[RECORDS TO USE start]
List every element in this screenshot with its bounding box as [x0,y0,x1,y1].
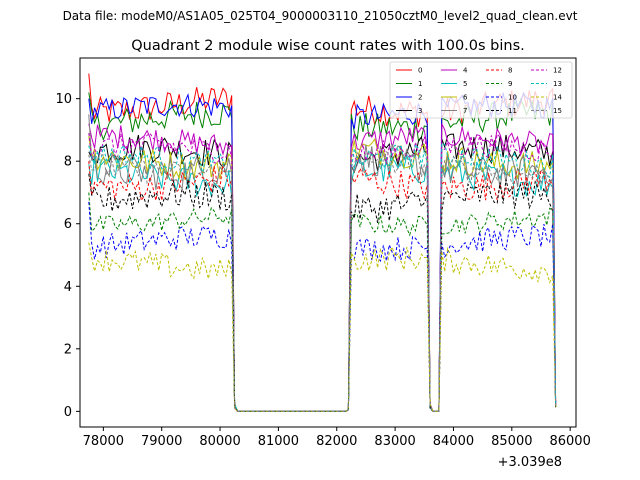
series-line-13 [88,142,557,412]
x-tick-label: 80000 [199,434,240,449]
legend-label-4: 4 [463,67,468,75]
x-offset-label: +3.039e8 [498,455,562,470]
x-tick-label: 84000 [433,434,474,449]
chart-title: Quadrant 2 module wise count rates with … [131,38,525,54]
legend-frame [389,61,573,119]
x-tick-label: 82000 [316,434,357,449]
legend-label-9: 9 [508,80,512,88]
y-tick-label: 10 [55,92,72,107]
x-axis: 78000 79000 80000 81000 82000 83000 84000 85000… [83,427,591,449]
legend-label-15: 15 [553,107,562,115]
series-line-7 [88,114,557,412]
legend-label-2: 2 [418,94,422,102]
series-line-15 [88,150,557,412]
y-tick-label: 0 [64,405,72,420]
x-tick-label: 81000 [258,434,299,449]
y-tick-label: 2 [64,342,72,357]
y-axis: 0 2 4 6 8 10 [55,92,80,420]
y-tick-label: 4 [64,280,72,295]
series-layer [88,73,557,412]
series-line-10 [88,201,557,412]
series-line-9 [88,192,557,412]
series-line-8 [88,161,557,412]
legend-label-13: 13 [553,80,562,88]
series-line-12 [88,132,557,412]
legend-label-3: 3 [418,107,422,115]
x-tick-label: 83000 [374,434,415,449]
series-line-14 [88,242,557,412]
series-line-3 [88,133,557,412]
y-tick-label: 8 [64,155,72,170]
legend-label-8: 8 [508,67,512,75]
x-tick-label: 79000 [141,434,182,449]
series-line-6 [88,136,557,412]
legend-label-6: 6 [463,94,468,102]
legend-label-12: 12 [553,67,562,75]
legend-label-11: 11 [508,107,517,115]
series-line-11 [88,173,557,412]
x-tick-label: 85000 [491,434,532,449]
x-tick-label: 86000 [549,434,590,449]
axes-frame [79,57,577,428]
x-tick-label: 78000 [83,434,124,449]
legend-label-14: 14 [553,94,562,102]
legend-label-7: 7 [463,107,467,115]
suptitle: Data file: modeM0/AS1A05_025T04_90000031… [63,9,578,23]
legend-label-0: 0 [418,67,422,75]
y-tick-label: 6 [64,217,72,232]
legend-label-10: 10 [508,94,517,102]
legend-label-5: 5 [463,80,467,88]
legend-label-1: 1 [418,80,422,88]
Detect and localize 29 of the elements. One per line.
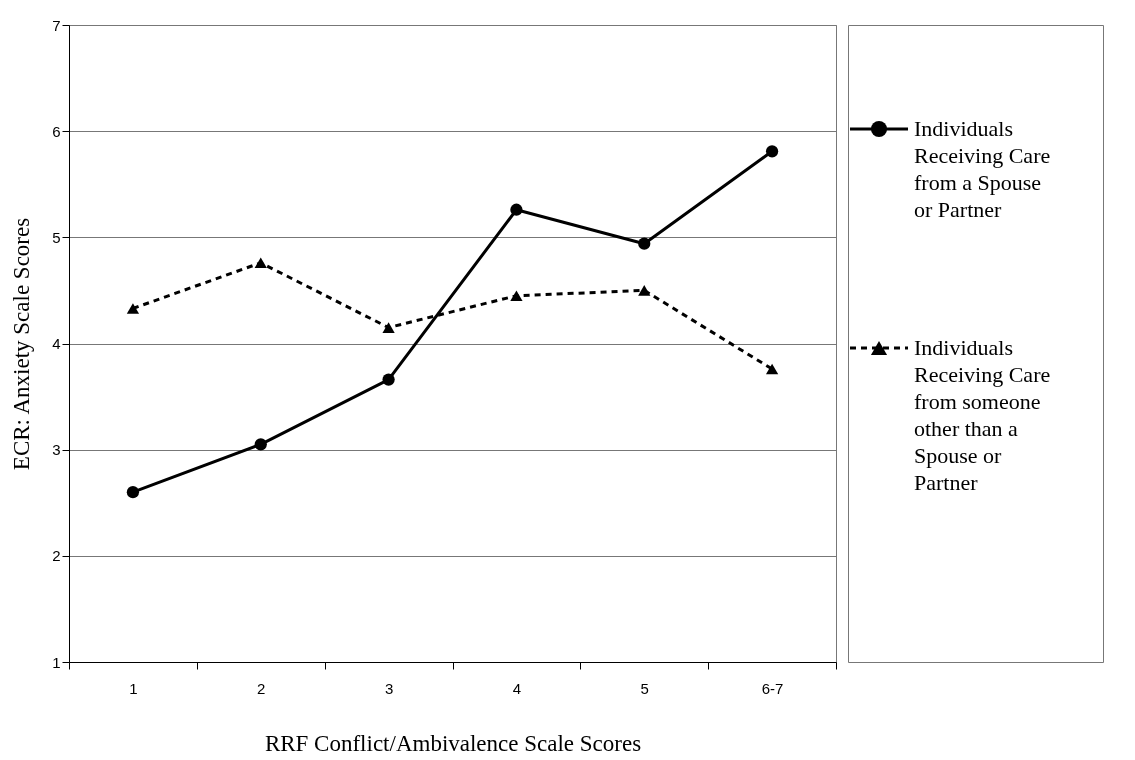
y-tick-label: 5 — [52, 228, 61, 246]
x-tick-label: 3 — [384, 679, 394, 697]
point — [382, 322, 395, 333]
point — [638, 237, 651, 250]
x-axis-title: RRF Conflict/Ambivalence Scale Scores — [264, 730, 642, 756]
legend-label: Individuals Receiving Care from a Spouse or Partner — [914, 116, 1051, 222]
y-tick-label: 3 — [52, 441, 61, 459]
legend-label: Individuals Receiving Care from someone other than a Spouse or Partner — [914, 335, 1051, 495]
point — [765, 145, 779, 158]
y-axis-title: ECR: Anxiety Scale Scores — [9, 217, 35, 471]
point — [510, 290, 523, 302]
x-tick-label: 4 — [512, 679, 522, 697]
x-tick-label: 1 — [129, 679, 138, 697]
point — [765, 363, 779, 375]
y-tick-label: 2 — [52, 547, 61, 565]
point — [126, 486, 140, 499]
point — [638, 285, 651, 296]
y-tick-label: 6 — [52, 122, 61, 140]
point — [510, 203, 523, 216]
point — [254, 257, 267, 269]
y-tick-label: 4 — [52, 335, 61, 352]
x-tick-label: 2 — [257, 679, 266, 697]
point — [254, 438, 267, 451]
point — [126, 303, 140, 314]
x-tick-label: 5 — [640, 679, 649, 697]
y-tick-label: 1 — [52, 653, 61, 671]
point — [382, 373, 395, 386]
y-tick-label: 7 — [52, 16, 61, 34]
x-tick-label: 6-7 — [761, 679, 784, 697]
[RECORDS TO USE end]
Change these lines so that "screenshot" becomes "image", keeping every other word the same, and omit the pictures from your answer.

EXPECTED OUTPUT:
List every element in this image with its bounding box as [x0,y0,x1,y1].
series-line-13 [88,142,557,412]
x-tick-label: 80000 [199,434,240,449]
legend-label-4: 4 [463,67,468,75]
x-offset-label: +3.039e8 [498,455,562,470]
x-tick-label: 84000 [433,434,474,449]
chart-title: Quadrant 2 module wise count rates with … [131,38,525,54]
legend-frame [389,61,573,119]
x-tick-label: 82000 [316,434,357,449]
legend-label-9: 9 [508,80,512,88]
y-tick-label: 10 [55,92,72,107]
x-axis: 78000 79000 80000 81000 82000 83000 84000 85000… [83,427,591,449]
legend-label-15: 15 [553,107,562,115]
series-line-7 [88,114,557,412]
legend-label-2: 2 [418,94,422,102]
series-line-15 [88,150,557,412]
y-tick-label: 0 [64,405,72,420]
x-tick-label: 81000 [258,434,299,449]
y-tick-label: 2 [64,342,72,357]
y-axis: 0 2 4 6 8 10 [55,92,80,420]
y-tick-label: 4 [64,280,72,295]
series-layer [88,73,557,412]
series-line-10 [88,201,557,412]
series-line-9 [88,192,557,412]
series-line-8 [88,161,557,412]
legend-label-13: 13 [553,80,562,88]
series-line-12 [88,132,557,412]
legend-label-3: 3 [418,107,422,115]
x-tick-label: 83000 [374,434,415,449]
series-line-14 [88,242,557,412]
series-line-3 [88,133,557,412]
y-tick-label: 8 [64,155,72,170]
legend-label-8: 8 [508,67,512,75]
x-tick-label: 79000 [141,434,182,449]
series-line-6 [88,136,557,412]
legend-label-6: 6 [463,94,468,102]
legend-label-12: 12 [553,67,562,75]
legend-label-11: 11 [508,107,517,115]
series-line-11 [88,173,557,412]
x-tick-label: 85000 [491,434,532,449]
x-tick-label: 86000 [549,434,590,449]
axes-frame [79,57,577,428]
x-tick-label: 78000 [83,434,124,449]
legend-label-14: 14 [553,94,562,102]
legend-label-7: 7 [463,107,467,115]
suptitle: Data file: modeM0/AS1A05_025T04_90000031… [63,9,578,23]
legend-label-0: 0 [418,67,422,75]
y-tick-label: 6 [64,217,72,232]
legend-label-10: 10 [508,94,517,102]
legend-label-5: 5 [463,80,467,88]
legend-label-1: 1 [418,80,422,88]
Detect and localize 29 of the elements. One per line.
y-tick-label: 5 — [52, 228, 61, 246]
x-tick-label: 3 — [384, 679, 394, 697]
point — [382, 322, 395, 333]
point — [638, 237, 651, 250]
x-axis-title: RRF Conflict/Ambivalence Scale Scores — [264, 730, 642, 756]
legend-label: Individuals Receiving Care from a Spouse or Partner — [914, 116, 1051, 222]
y-tick-label: 3 — [52, 441, 61, 459]
legend-label: Individuals Receiving Care from someone other than a Spouse or Partner — [914, 335, 1051, 495]
point — [765, 145, 779, 158]
y-axis-title: ECR: Anxiety Scale Scores — [9, 217, 35, 471]
point — [510, 290, 523, 302]
x-tick-label: 4 — [512, 679, 522, 697]
x-tick-label: 1 — [129, 679, 138, 697]
point — [765, 363, 779, 375]
y-tick-label: 2 — [52, 547, 61, 565]
point — [126, 486, 140, 499]
point — [638, 285, 651, 296]
y-tick-label: 6 — [52, 122, 61, 140]
point — [510, 203, 523, 216]
point — [254, 257, 267, 269]
y-tick-label: 4 — [52, 335, 61, 352]
x-tick-label: 2 — [257, 679, 266, 697]
point — [254, 438, 267, 451]
point — [126, 303, 140, 314]
x-tick-label: 5 — [640, 679, 649, 697]
y-tick-label: 1 — [52, 653, 61, 671]
point — [382, 373, 395, 386]
y-tick-label: 7 — [52, 16, 61, 34]
x-tick-label: 6-7 — [761, 679, 784, 697]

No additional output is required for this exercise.